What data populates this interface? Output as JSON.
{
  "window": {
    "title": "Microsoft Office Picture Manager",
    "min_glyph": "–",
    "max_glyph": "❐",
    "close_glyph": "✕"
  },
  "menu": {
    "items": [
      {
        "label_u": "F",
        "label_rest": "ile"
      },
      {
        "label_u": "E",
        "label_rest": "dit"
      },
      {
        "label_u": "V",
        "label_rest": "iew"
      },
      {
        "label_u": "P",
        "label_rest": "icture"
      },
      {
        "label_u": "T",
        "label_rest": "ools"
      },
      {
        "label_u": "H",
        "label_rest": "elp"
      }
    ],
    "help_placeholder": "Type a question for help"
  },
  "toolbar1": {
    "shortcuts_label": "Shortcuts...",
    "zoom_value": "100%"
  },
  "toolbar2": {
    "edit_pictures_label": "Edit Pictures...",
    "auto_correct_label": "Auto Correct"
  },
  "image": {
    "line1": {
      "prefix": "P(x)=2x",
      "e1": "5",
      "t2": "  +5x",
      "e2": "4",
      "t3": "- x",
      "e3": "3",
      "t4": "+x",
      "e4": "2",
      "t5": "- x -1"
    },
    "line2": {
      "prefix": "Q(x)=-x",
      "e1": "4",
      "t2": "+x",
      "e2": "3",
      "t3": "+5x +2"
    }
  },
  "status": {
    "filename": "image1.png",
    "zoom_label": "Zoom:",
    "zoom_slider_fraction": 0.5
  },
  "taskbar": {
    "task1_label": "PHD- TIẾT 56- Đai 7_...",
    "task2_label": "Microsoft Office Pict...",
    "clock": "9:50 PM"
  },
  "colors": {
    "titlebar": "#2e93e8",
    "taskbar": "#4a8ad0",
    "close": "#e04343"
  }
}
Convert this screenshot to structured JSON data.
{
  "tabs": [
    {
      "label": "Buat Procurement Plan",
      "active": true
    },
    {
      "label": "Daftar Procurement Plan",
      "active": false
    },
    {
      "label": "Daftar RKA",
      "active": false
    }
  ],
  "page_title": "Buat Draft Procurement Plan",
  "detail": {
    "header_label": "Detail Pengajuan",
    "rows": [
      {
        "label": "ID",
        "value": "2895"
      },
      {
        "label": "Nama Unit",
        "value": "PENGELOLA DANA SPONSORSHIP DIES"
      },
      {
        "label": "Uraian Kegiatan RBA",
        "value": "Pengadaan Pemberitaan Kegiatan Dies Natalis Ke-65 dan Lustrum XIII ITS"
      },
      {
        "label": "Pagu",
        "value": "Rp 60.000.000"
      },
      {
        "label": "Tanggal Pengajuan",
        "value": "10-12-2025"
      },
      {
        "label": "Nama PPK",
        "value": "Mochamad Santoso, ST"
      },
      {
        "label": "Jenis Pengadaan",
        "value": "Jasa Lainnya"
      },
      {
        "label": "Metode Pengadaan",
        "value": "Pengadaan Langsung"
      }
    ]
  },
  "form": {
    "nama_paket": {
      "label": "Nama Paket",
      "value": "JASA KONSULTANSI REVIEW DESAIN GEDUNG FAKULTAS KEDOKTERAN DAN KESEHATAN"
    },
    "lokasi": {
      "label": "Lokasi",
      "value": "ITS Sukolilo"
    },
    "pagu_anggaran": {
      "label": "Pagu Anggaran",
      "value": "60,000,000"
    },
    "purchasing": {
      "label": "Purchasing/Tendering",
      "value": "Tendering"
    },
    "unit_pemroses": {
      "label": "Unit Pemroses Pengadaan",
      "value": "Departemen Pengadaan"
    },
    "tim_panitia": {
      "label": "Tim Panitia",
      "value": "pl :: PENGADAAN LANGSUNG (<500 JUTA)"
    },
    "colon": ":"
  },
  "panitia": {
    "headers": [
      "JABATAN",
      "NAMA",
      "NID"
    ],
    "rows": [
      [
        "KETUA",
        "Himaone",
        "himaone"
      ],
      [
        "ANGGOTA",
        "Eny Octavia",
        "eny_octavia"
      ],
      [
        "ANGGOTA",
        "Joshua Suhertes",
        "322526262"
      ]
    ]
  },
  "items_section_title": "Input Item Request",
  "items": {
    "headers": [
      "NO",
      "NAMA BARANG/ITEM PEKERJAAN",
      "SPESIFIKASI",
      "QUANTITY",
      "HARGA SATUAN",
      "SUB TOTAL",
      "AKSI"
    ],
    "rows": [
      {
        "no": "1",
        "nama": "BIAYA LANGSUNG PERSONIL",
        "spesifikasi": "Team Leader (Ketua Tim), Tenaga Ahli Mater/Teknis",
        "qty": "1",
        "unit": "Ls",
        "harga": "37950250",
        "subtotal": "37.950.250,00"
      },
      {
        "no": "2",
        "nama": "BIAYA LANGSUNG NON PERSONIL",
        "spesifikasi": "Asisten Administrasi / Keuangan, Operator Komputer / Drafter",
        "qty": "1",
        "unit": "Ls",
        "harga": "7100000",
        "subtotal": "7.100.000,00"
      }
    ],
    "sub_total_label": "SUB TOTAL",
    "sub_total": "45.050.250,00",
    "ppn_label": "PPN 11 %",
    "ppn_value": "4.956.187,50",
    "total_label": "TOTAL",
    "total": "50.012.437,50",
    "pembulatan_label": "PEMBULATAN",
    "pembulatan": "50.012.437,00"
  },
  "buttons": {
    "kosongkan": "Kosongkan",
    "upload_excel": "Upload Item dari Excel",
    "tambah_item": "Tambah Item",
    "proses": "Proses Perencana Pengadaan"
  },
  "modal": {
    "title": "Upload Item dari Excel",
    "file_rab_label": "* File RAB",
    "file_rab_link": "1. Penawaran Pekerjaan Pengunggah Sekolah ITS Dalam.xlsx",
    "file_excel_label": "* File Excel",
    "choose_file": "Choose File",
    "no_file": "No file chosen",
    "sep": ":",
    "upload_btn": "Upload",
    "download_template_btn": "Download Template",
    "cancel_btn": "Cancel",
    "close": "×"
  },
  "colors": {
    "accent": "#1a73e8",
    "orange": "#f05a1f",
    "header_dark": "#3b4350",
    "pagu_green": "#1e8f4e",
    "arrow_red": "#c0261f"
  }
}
* * *
▶ What is needed:
Please repeat the material above, word for word and in full.

▶ Full answer:
What data populates this interface? Output as JSON.
{
  "window": {
    "title": "Microsoft Office Picture Manager",
    "min_glyph": "–",
    "max_glyph": "❐",
    "close_glyph": "✕"
  },
  "menu": {
    "items": [
      {
        "label_u": "F",
        "label_rest": "ile"
      },
      {
        "label_u": "E",
        "label_rest": "dit"
      },
      {
        "label_u": "V",
        "label_rest": "iew"
      },
      {
        "label_u": "P",
        "label_rest": "icture"
      },
      {
        "label_u": "T",
        "label_rest": "ools"
      },
      {
        "label_u": "H",
        "label_rest": "elp"
      }
    ],
    "help_placeholder": "Type a question for help"
  },
  "toolbar1": {
    "shortcuts_label": "Shortcuts...",
    "zoom_value": "100%"
  },
  "toolbar2": {
    "edit_pictures_label": "Edit Pictures...",
    "auto_correct_label": "Auto Correct"
  },
  "image": {
    "line1": {
      "prefix": "P(x)=2x",
      "e1": "5",
      "t2": "  +5x",
      "e2": "4",
      "t3": "- x",
      "e3": "3",
      "t4": "+x",
      "e4": "2",
      "t5": "- x -1"
    },
    "line2": {
      "prefix": "Q(x)=-x",
      "e1": "4",
      "t2": "+x",
      "e2": "3",
      "t3": "+5x +2"
    }
  },
  "status": {
    "filename": "image1.png",
    "zoom_label": "Zoom:",
    "zoom_slider_fraction": 0.5
  },
  "taskbar": {
    "task1_label": "PHD- TIẾT 56- Đai 7_...",
    "task2_label": "Microsoft Office Pict...",
    "clock": "9:50 PM"
  },
  "colors": {
    "titlebar": "#2e93e8",
    "taskbar": "#4a8ad0",
    "close": "#e04343"
  }
}
Convert this screenshot to structured JSON data.
{
  "tabs": [
    {
      "label": "Buat Procurement Plan",
      "active": true
    },
    {
      "label": "Daftar Procurement Plan",
      "active": false
    },
    {
      "label": "Daftar RKA",
      "active": false
    }
  ],
  "page_title": "Buat Draft Procurement Plan",
  "detail": {
    "header_label": "Detail Pengajuan",
    "rows": [
      {
        "label": "ID",
        "value": "2895"
      },
      {
        "label": "Nama Unit",
        "value": "PENGELOLA DANA SPONSORSHIP DIES"
      },
      {
        "label": "Uraian Kegiatan RBA",
        "value": "Pengadaan Pemberitaan Kegiatan Dies Natalis Ke-65 dan Lustrum XIII ITS"
      },
      {
        "label": "Pagu",
        "value": "Rp 60.000.000"
      },
      {
        "label": "Tanggal Pengajuan",
        "value": "10-12-2025"
      },
      {
        "label": "Nama PPK",
        "value": "Mochamad Santoso, ST"
      },
      {
        "label": "Jenis Pengadaan",
        "value": "Jasa Lainnya"
      },
      {
        "label": "Metode Pengadaan",
        "value": "Pengadaan Langsung"
      }
    ]
  },
  "form": {
    "nama_paket": {
      "label": "Nama Paket",
      "value": "JASA KONSULTANSI REVIEW DESAIN GEDUNG FAKULTAS KEDOKTERAN DAN KESEHATAN"
    },
    "lokasi": {
      "label": "Lokasi",
      "value": "ITS Sukolilo"
    },
    "pagu_anggaran": {
      "label": "Pagu Anggaran",
      "value": "60,000,000"
    },
    "purchasing": {
      "label": "Purchasing/Tendering",
      "value": "Tendering"
    },
    "unit_pemroses": {
      "label": "Unit Pemroses Pengadaan",
      "value": "Departemen Pengadaan"
    },
    "tim_panitia": {
      "label": "Tim Panitia",
      "value": "pl :: PENGADAAN LANGSUNG (<500 JUTA)"
    },
    "colon": ":"
  },
  "panitia": {
    "headers": [
      "JABATAN",
      "NAMA",
      "NID"
    ],
    "rows": [
      [
        "KETUA",
        "Himaone",
        "himaone"
      ],
      [
        "ANGGOTA",
        "Eny Octavia",
        "eny_octavia"
      ],
      [
        "ANGGOTA",
        "Joshua Suhertes",
        "322526262"
      ]
    ]
  },
  "items_section_title": "Input Item Request",
  "items": {
    "headers": [
      "NO",
      "NAMA BARANG/ITEM PEKERJAAN",
      "SPESIFIKASI",
      "QUANTITY",
      "HARGA SATUAN",
      "SUB TOTAL",
      "AKSI"
    ],
    "rows": [
      {
        "no": "1",
        "nama": "BIAYA LANGSUNG PERSONIL",
        "spesifikasi": "Team Leader (Ketua Tim), Tenaga Ahli Mater/Teknis",
        "qty": "1",
        "unit": "Ls",
        "harga": "37950250",
        "subtotal": "37.950.250,00"
      },
      {
        "no": "2",
        "nama": "BIAYA LANGSUNG NON PERSONIL",
        "spesifikasi": "Asisten Administrasi / Keuangan, Operator Komputer / Drafter",
        "qty": "1",
        "unit": "Ls",
        "harga": "7100000",
        "subtotal": "7.100.000,00"
      }
    ],
    "sub_total_label": "SUB TOTAL",
    "sub_total": "45.050.250,00",
    "ppn_label": "PPN 11 %",
    "ppn_value": "4.956.187,50",
    "total_label": "TOTAL",
    "total": "50.012.437,50",
    "pembulatan_label": "PEMBULATAN",
    "pembulatan": "50.012.437,00"
  },
  "buttons": {
    "kosongkan": "Kosongkan",
    "upload_excel": "Upload Item dari Excel",
    "tambah_item": "Tambah Item",
    "proses": "Proses Perencana Pengadaan"
  },
  "modal": {
    "title": "Upload Item dari Excel",
    "file_rab_label": "* File RAB",
    "file_rab_link": "1. Penawaran Pekerjaan Pengunggah Sekolah ITS Dalam.xlsx",
    "file_excel_label": "* File Excel",
    "choose_file": "Choose File",
    "no_file": "No file chosen",
    "sep": ":",
    "upload_btn": "Upload",
    "download_template_btn": "Download Template",
    "cancel_btn": "Cancel",
    "close": "×"
  },
  "colors": {
    "accent": "#1a73e8",
    "orange": "#f05a1f",
    "header_dark": "#3b4350",
    "pagu_green": "#1e8f4e",
    "arrow_red": "#c0261f"
  }
}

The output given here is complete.